____ DATA PROVIDED
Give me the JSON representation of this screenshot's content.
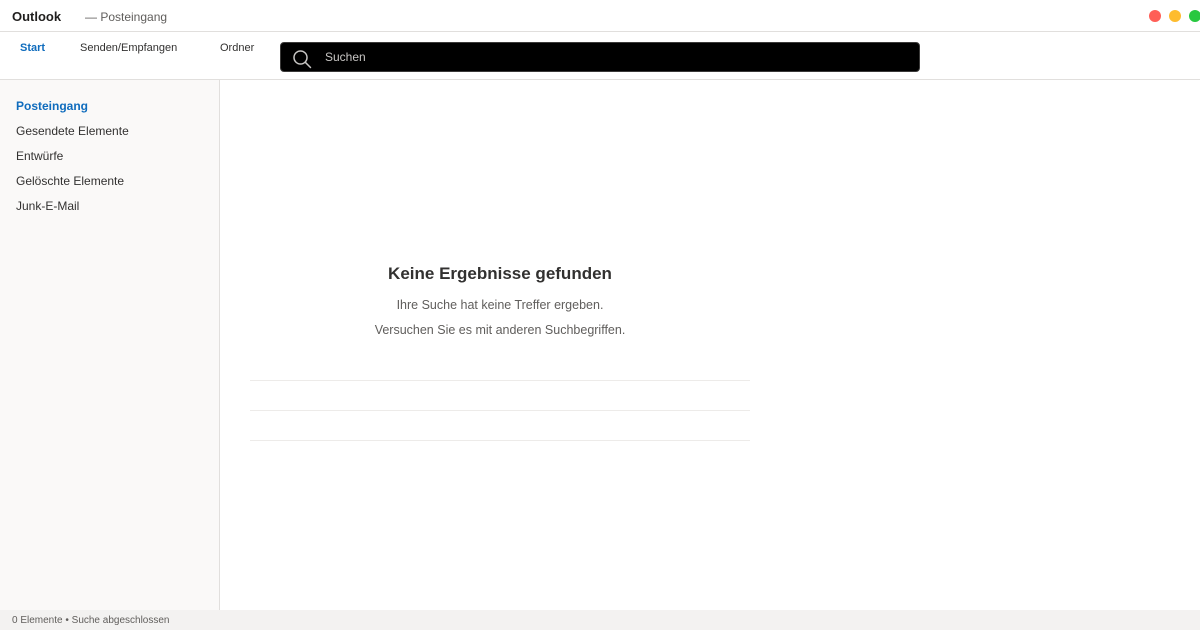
{
  "window": {
    "app_name": "Outlook",
    "title": "— Posteingang"
  },
  "ribbon": {
    "tabs": [
      {
        "label": "Start",
        "active": true
      },
      {
        "label": "Senden/Empfangen",
        "active": false
      },
      {
        "label": "Ordner",
        "active": false
      }
    ]
  },
  "search": {
    "value": "",
    "placeholder": "Suchen",
    "icon": "search-icon"
  },
  "sidebar": {
    "folders": [
      {
        "label": "Posteingang",
        "active": true
      },
      {
        "label": "Gesendete Elemente",
        "active": false
      },
      {
        "label": "Entwürfe",
        "active": false
      },
      {
        "label": "Gelöschte Elemente",
        "active": false
      },
      {
        "label": "Junk-E-Mail",
        "active": false
      }
    ]
  },
  "main": {
    "empty_title": "Keine Ergebnisse gefunden",
    "empty_line1": "Ihre Suche hat keine Treffer ergeben.",
    "empty_line2": "Versuchen Sie es mit anderen Suchbegriffen."
  },
  "status": {
    "text": "0 Elemente • Suche abgeschlossen"
  },
  "colors": {
    "accent": "#0f6cbd",
    "search_background": "#000000",
    "sidebar_background": "#faf9f8"
  }
}
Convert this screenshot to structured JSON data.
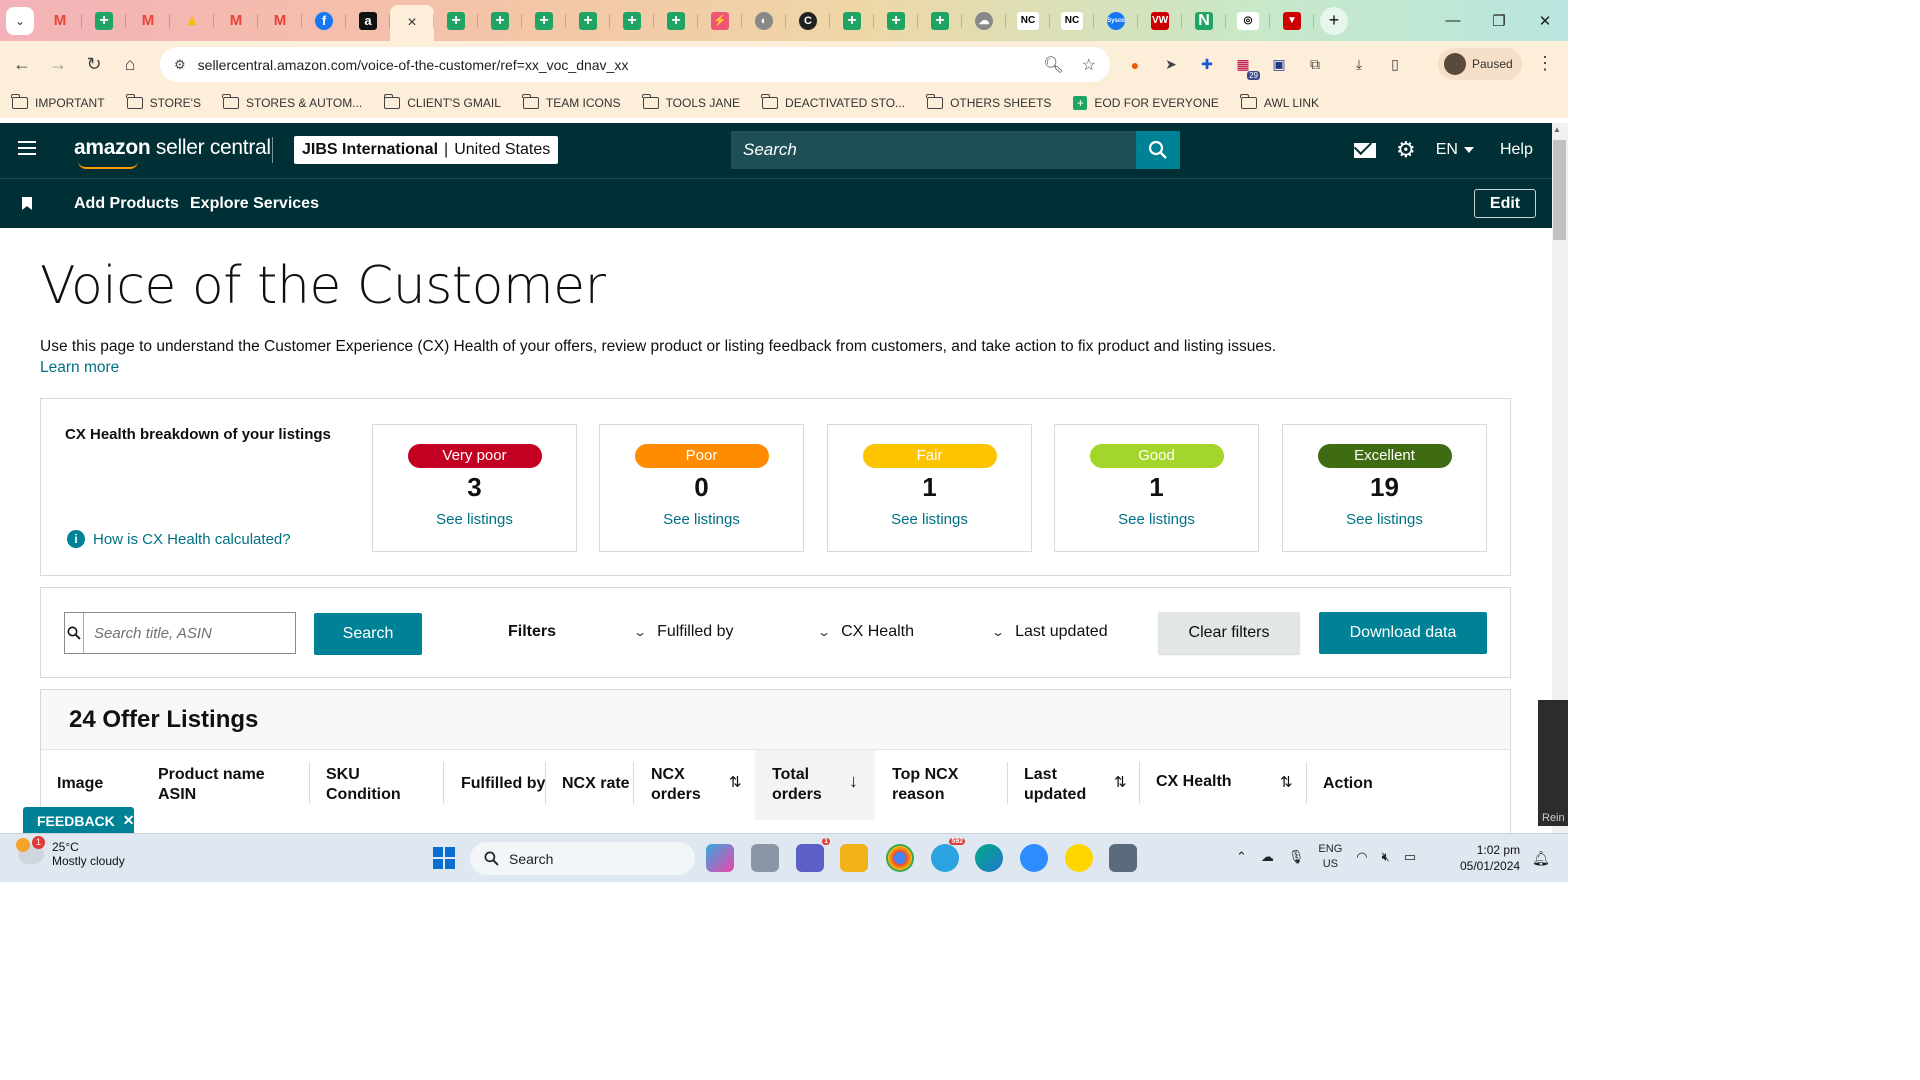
{
  "browser": {
    "tabs": [
      {
        "icon": "gmail-icon",
        "glyph": "M"
      },
      {
        "icon": "sheets-icon",
        "glyph": "+"
      },
      {
        "icon": "gmail-icon",
        "glyph": "M"
      },
      {
        "icon": "drive-icon",
        "glyph": "▲"
      },
      {
        "icon": "gmail-icon",
        "glyph": "M"
      },
      {
        "icon": "gmail-icon",
        "glyph": "M"
      },
      {
        "icon": "facebook-icon",
        "glyph": "f"
      },
      {
        "icon": "amazon-icon",
        "glyph": "a"
      },
      {
        "icon": "active-tab-close-icon",
        "glyph": "×"
      },
      {
        "icon": "sheets-icon",
        "glyph": "+"
      },
      {
        "icon": "sheets-icon",
        "glyph": "+"
      },
      {
        "icon": "sheets-icon",
        "glyph": "+"
      },
      {
        "icon": "sheets-icon",
        "glyph": "+"
      },
      {
        "icon": "sheets-icon",
        "glyph": "+"
      },
      {
        "icon": "sheets-icon",
        "glyph": "+"
      },
      {
        "icon": "zapier-icon",
        "glyph": "⚡"
      },
      {
        "icon": "globe-icon",
        "glyph": "◐"
      },
      {
        "icon": "c-logo-icon",
        "glyph": "C"
      },
      {
        "icon": "sheets-icon",
        "glyph": "+"
      },
      {
        "icon": "sheets-icon",
        "glyph": "+"
      },
      {
        "icon": "sheets-icon",
        "glyph": "+"
      },
      {
        "icon": "cloud-app-icon",
        "glyph": "☁"
      },
      {
        "icon": "nc-icon",
        "glyph": "NC"
      },
      {
        "icon": "nc-icon",
        "glyph": "NC"
      },
      {
        "icon": "sysco-icon",
        "glyph": "Sysco"
      },
      {
        "icon": "vw-icon",
        "glyph": "VW"
      },
      {
        "icon": "n-logo-icon",
        "glyph": "N"
      },
      {
        "icon": "circle-logo-icon",
        "glyph": "◎"
      },
      {
        "icon": "triangle-logo-icon",
        "glyph": "▼"
      }
    ],
    "url": "sellercentral.amazon.com/voice-of-the-customer/ref=xx_voc_dnav_xx",
    "profile_label": "Paused",
    "extension_badge": "29",
    "bookmarks": [
      {
        "label": "IMPORTANT",
        "type": "folder"
      },
      {
        "label": "STORE'S",
        "type": "folder"
      },
      {
        "label": "STORES & AUTOM...",
        "type": "folder"
      },
      {
        "label": "CLIENT'S GMAIL",
        "type": "folder"
      },
      {
        "label": "TEAM ICONS",
        "type": "folder"
      },
      {
        "label": "TOOLS JANE",
        "type": "folder"
      },
      {
        "label": "DEACTIVATED STO...",
        "type": "folder"
      },
      {
        "label": "OTHERS SHEETS",
        "type": "folder"
      },
      {
        "label": "EOD FOR EVERYONE",
        "type": "sheet"
      },
      {
        "label": "AWL LINK",
        "type": "folder"
      }
    ]
  },
  "header": {
    "logo_bold": "amazon",
    "logo_rest": " seller central",
    "store_name": "JIBS International",
    "store_separator": "|",
    "store_region": "United States",
    "search_placeholder": "Search",
    "language": "EN",
    "help": "Help"
  },
  "subnav": {
    "add_products": "Add Products",
    "explore_services": "Explore Services",
    "edit": "Edit"
  },
  "page": {
    "title": "Voice of the Customer",
    "description": "Use this page to understand the Customer Experience (CX) Health of your offers, review product or listing feedback from customers, and take action to fix product and listing issues.",
    "learn_more": "Learn more"
  },
  "cx_health": {
    "heading": "CX Health breakdown of your listings",
    "how_calculated": "How is CX Health calculated?",
    "cards": [
      {
        "label": "Very poor",
        "count": "3",
        "link": "See listings",
        "color": "#c40022"
      },
      {
        "label": "Poor",
        "count": "0",
        "link": "See listings",
        "color": "#ff8c00"
      },
      {
        "label": "Fair",
        "count": "1",
        "link": "See listings",
        "color": "#ffc400"
      },
      {
        "label": "Good",
        "count": "1",
        "link": "See listings",
        "color": "#a3d52a"
      },
      {
        "label": "Excellent",
        "count": "19",
        "link": "See listings",
        "color": "#3f6b12"
      }
    ]
  },
  "filters": {
    "search_placeholder": "Search title, ASIN",
    "search_button": "Search",
    "filters_label": "Filters",
    "fulfilled_by": "Fulfilled by",
    "cx_health": "CX Health",
    "last_updated": "Last updated",
    "clear_filters": "Clear filters",
    "download_data": "Download data"
  },
  "listings": {
    "title": "24 Offer Listings",
    "columns": {
      "image": "Image",
      "product_name": "Product name",
      "asin": "ASIN",
      "sku": "SKU",
      "condition": "Condition",
      "fulfilled_by": "Fulfilled by",
      "ncx_rate": "NCX rate",
      "ncx": "NCX",
      "orders": "orders",
      "total": "Total",
      "top_ncx": "Top NCX",
      "reason": "reason",
      "last": "Last",
      "updated": "updated",
      "cx_health": "CX Health",
      "action": "Action"
    }
  },
  "feedback": "FEEDBACK",
  "side_thumb_label": "Rein",
  "taskbar": {
    "temperature": "25°C",
    "weather": "Mostly cloudy",
    "weather_badge": "1",
    "search": "Search",
    "teams_badge": "1",
    "telegram_badge": "592",
    "lang_line1": "ENG",
    "lang_line2": "US",
    "time": "1:02 pm",
    "date": "05/01/2024"
  }
}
________
§ GOAL
Output all of the entries verbatim, leaving out any images.

§ RESULT BELOW
Give me the JSON representation of this screenshot's content.
{
  "window": {
    "app_name": "Outlook",
    "title": "— Posteingang"
  },
  "ribbon": {
    "tabs": [
      {
        "label": "Start",
        "active": true
      },
      {
        "label": "Senden/Empfangen",
        "active": false
      },
      {
        "label": "Ordner",
        "active": false
      }
    ]
  },
  "search": {
    "value": "",
    "placeholder": "Suchen",
    "icon": "search-icon"
  },
  "sidebar": {
    "folders": [
      {
        "label": "Posteingang",
        "active": true
      },
      {
        "label": "Gesendete Elemente",
        "active": false
      },
      {
        "label": "Entwürfe",
        "active": false
      },
      {
        "label": "Gelöschte Elemente",
        "active": false
      },
      {
        "label": "Junk-E-Mail",
        "active": false
      }
    ]
  },
  "main": {
    "empty_title": "Keine Ergebnisse gefunden",
    "empty_line1": "Ihre Suche hat keine Treffer ergeben.",
    "empty_line2": "Versuchen Sie es mit anderen Suchbegriffen."
  },
  "status": {
    "text": "0 Elemente • Suche abgeschlossen"
  },
  "colors": {
    "accent": "#0f6cbd",
    "search_background": "#000000",
    "sidebar_background": "#faf9f8"
  }
}
Convert this screenshot to structured JSON data.
{
  "browser": {
    "tabs": [
      {
        "icon": "gmail-icon",
        "glyph": "M"
      },
      {
        "icon": "sheets-icon",
        "glyph": "+"
      },
      {
        "icon": "gmail-icon",
        "glyph": "M"
      },
      {
        "icon": "drive-icon",
        "glyph": "▲"
      },
      {
        "icon": "gmail-icon",
        "glyph": "M"
      },
      {
        "icon": "gmail-icon",
        "glyph": "M"
      },
      {
        "icon": "facebook-icon",
        "glyph": "f"
      },
      {
        "icon": "amazon-icon",
        "glyph": "a"
      },
      {
        "icon": "active-tab-close-icon",
        "glyph": "×"
      },
      {
        "icon": "sheets-icon",
        "glyph": "+"
      },
      {
        "icon": "sheets-icon",
        "glyph": "+"
      },
      {
        "icon": "sheets-icon",
        "glyph": "+"
      },
      {
        "icon": "sheets-icon",
        "glyph": "+"
      },
      {
        "icon": "sheets-icon",
        "glyph": "+"
      },
      {
        "icon": "sheets-icon",
        "glyph": "+"
      },
      {
        "icon": "zapier-icon",
        "glyph": "⚡"
      },
      {
        "icon": "globe-icon",
        "glyph": "◐"
      },
      {
        "icon": "c-logo-icon",
        "glyph": "C"
      },
      {
        "icon": "sheets-icon",
        "glyph": "+"
      },
      {
        "icon": "sheets-icon",
        "glyph": "+"
      },
      {
        "icon": "sheets-icon",
        "glyph": "+"
      },
      {
        "icon": "cloud-app-icon",
        "glyph": "☁"
      },
      {
        "icon": "nc-icon",
        "glyph": "NC"
      },
      {
        "icon": "nc-icon",
        "glyph": "NC"
      },
      {
        "icon": "sysco-icon",
        "glyph": "Sysco"
      },
      {
        "icon": "vw-icon",
        "glyph": "VW"
      },
      {
        "icon": "n-logo-icon",
        "glyph": "N"
      },
      {
        "icon": "circle-logo-icon",
        "glyph": "◎"
      },
      {
        "icon": "triangle-logo-icon",
        "glyph": "▼"
      }
    ],
    "url": "sellercentral.amazon.com/voice-of-the-customer/ref=xx_voc_dnav_xx",
    "profile_label": "Paused",
    "extension_badge": "29",
    "bookmarks": [
      {
        "label": "IMPORTANT",
        "type": "folder"
      },
      {
        "label": "STORE'S",
        "type": "folder"
      },
      {
        "label": "STORES & AUTOM...",
        "type": "folder"
      },
      {
        "label": "CLIENT'S GMAIL",
        "type": "folder"
      },
      {
        "label": "TEAM ICONS",
        "type": "folder"
      },
      {
        "label": "TOOLS JANE",
        "type": "folder"
      },
      {
        "label": "DEACTIVATED STO...",
        "type": "folder"
      },
      {
        "label": "OTHERS SHEETS",
        "type": "folder"
      },
      {
        "label": "EOD FOR EVERYONE",
        "type": "sheet"
      },
      {
        "label": "AWL LINK",
        "type": "folder"
      }
    ]
  },
  "header": {
    "logo_bold": "amazon",
    "logo_rest": " seller central",
    "store_name": "JIBS International",
    "store_separator": "|",
    "store_region": "United States",
    "search_placeholder": "Search",
    "language": "EN",
    "help": "Help"
  },
  "subnav": {
    "add_products": "Add Products",
    "explore_services": "Explore Services",
    "edit": "Edit"
  },
  "page": {
    "title": "Voice of the Customer",
    "description": "Use this page to understand the Customer Experience (CX) Health of your offers, review product or listing feedback from customers, and take action to fix product and listing issues.",
    "learn_more": "Learn more"
  },
  "cx_health": {
    "heading": "CX Health breakdown of your listings",
    "how_calculated": "How is CX Health calculated?",
    "cards": [
      {
        "label": "Very poor",
        "count": "3",
        "link": "See listings",
        "color": "#c40022"
      },
      {
        "label": "Poor",
        "count": "0",
        "link": "See listings",
        "color": "#ff8c00"
      },
      {
        "label": "Fair",
        "count": "1",
        "link": "See listings",
        "color": "#ffc400"
      },
      {
        "label": "Good",
        "count": "1",
        "link": "See listings",
        "color": "#a3d52a"
      },
      {
        "label": "Excellent",
        "count": "19",
        "link": "See listings",
        "color": "#3f6b12"
      }
    ]
  },
  "filters": {
    "search_placeholder": "Search title, ASIN",
    "search_button": "Search",
    "filters_label": "Filters",
    "fulfilled_by": "Fulfilled by",
    "cx_health": "CX Health",
    "last_updated": "Last updated",
    "clear_filters": "Clear filters",
    "download_data": "Download data"
  },
  "listings": {
    "title": "24 Offer Listings",
    "columns": {
      "image": "Image",
      "product_name": "Product name",
      "asin": "ASIN",
      "sku": "SKU",
      "condition": "Condition",
      "fulfilled_by": "Fulfilled by",
      "ncx_rate": "NCX rate",
      "ncx": "NCX",
      "orders": "orders",
      "total": "Total",
      "top_ncx": "Top NCX",
      "reason": "reason",
      "last": "Last",
      "updated": "updated",
      "cx_health": "CX Health",
      "action": "Action"
    }
  },
  "feedback": "FEEDBACK",
  "side_thumb_label": "Rein",
  "taskbar": {
    "temperature": "25°C",
    "weather": "Mostly cloudy",
    "weather_badge": "1",
    "search": "Search",
    "teams_badge": "1",
    "telegram_badge": "592",
    "lang_line1": "ENG",
    "lang_line2": "US",
    "time": "1:02 pm",
    "date": "05/01/2024"
  }
}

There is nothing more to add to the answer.